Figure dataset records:
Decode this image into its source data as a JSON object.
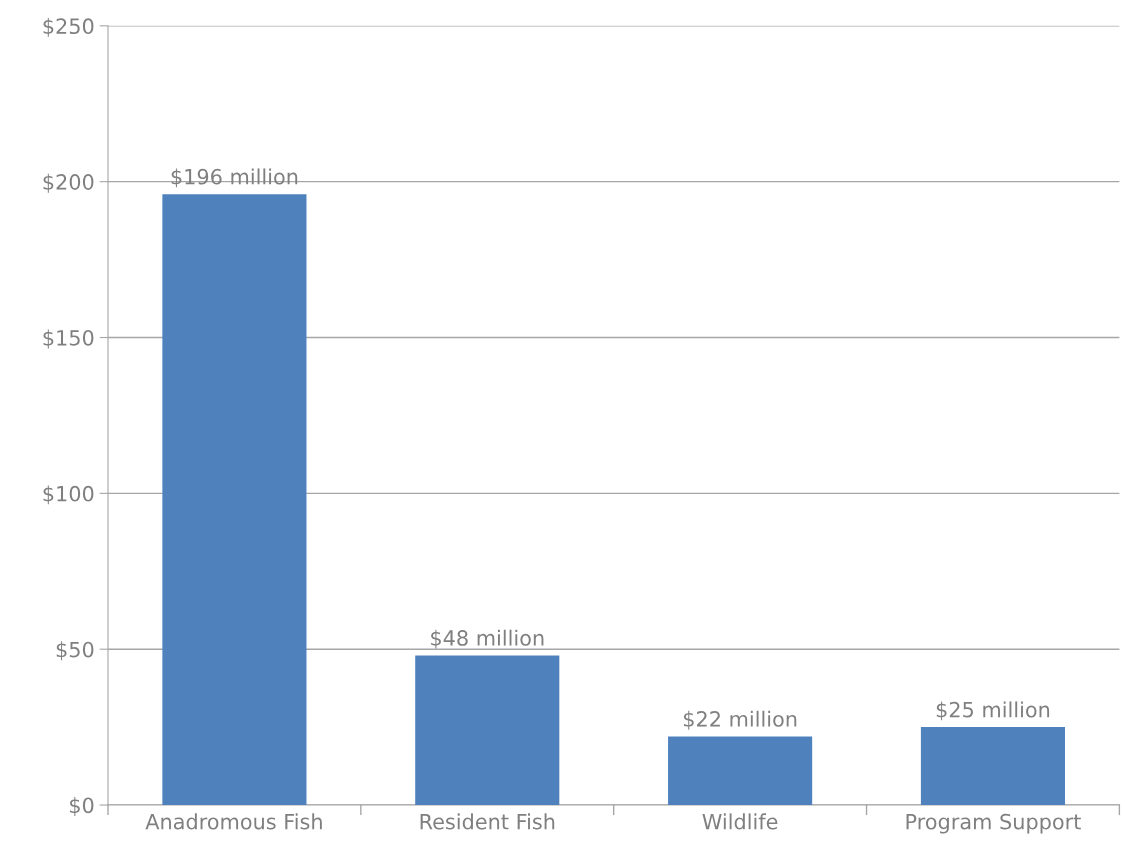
{
  "chart_data": {
    "type": "bar",
    "categories": [
      "Anadromous Fish",
      "Resident Fish",
      "Wildlife",
      "Program Support"
    ],
    "values": [
      196,
      48,
      22,
      25
    ],
    "value_labels": [
      "$196 million",
      "$48 million",
      "$22 million",
      "$25 million"
    ],
    "color": "#4f81bd",
    "ylim": [
      0,
      250
    ],
    "yticks": [
      {
        "value": 0,
        "label": "$0"
      },
      {
        "value": 50,
        "label": "$50"
      },
      {
        "value": 100,
        "label": "$100"
      },
      {
        "value": 150,
        "label": "$150"
      },
      {
        "value": 200,
        "label": "$200"
      },
      {
        "value": 250,
        "label": "$250"
      }
    ],
    "grid": "y",
    "legend": false
  }
}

**WORK TO DO**. The data should be printed again unchanged; leave its pictures out.

**PROBLEM SOLUTION**.
Decode this image into its source data as a JSON object.
{
  "chart_data": {
    "type": "bar",
    "categories": [
      "Anadromous Fish",
      "Resident Fish",
      "Wildlife",
      "Program Support"
    ],
    "values": [
      196,
      48,
      22,
      25
    ],
    "value_labels": [
      "$196 million",
      "$48 million",
      "$22 million",
      "$25 million"
    ],
    "color": "#4f81bd",
    "ylim": [
      0,
      250
    ],
    "yticks": [
      {
        "value": 0,
        "label": "$0"
      },
      {
        "value": 50,
        "label": "$50"
      },
      {
        "value": 100,
        "label": "$100"
      },
      {
        "value": 150,
        "label": "$150"
      },
      {
        "value": 200,
        "label": "$200"
      },
      {
        "value": 250,
        "label": "$250"
      }
    ],
    "grid": "y",
    "legend": false
  }
}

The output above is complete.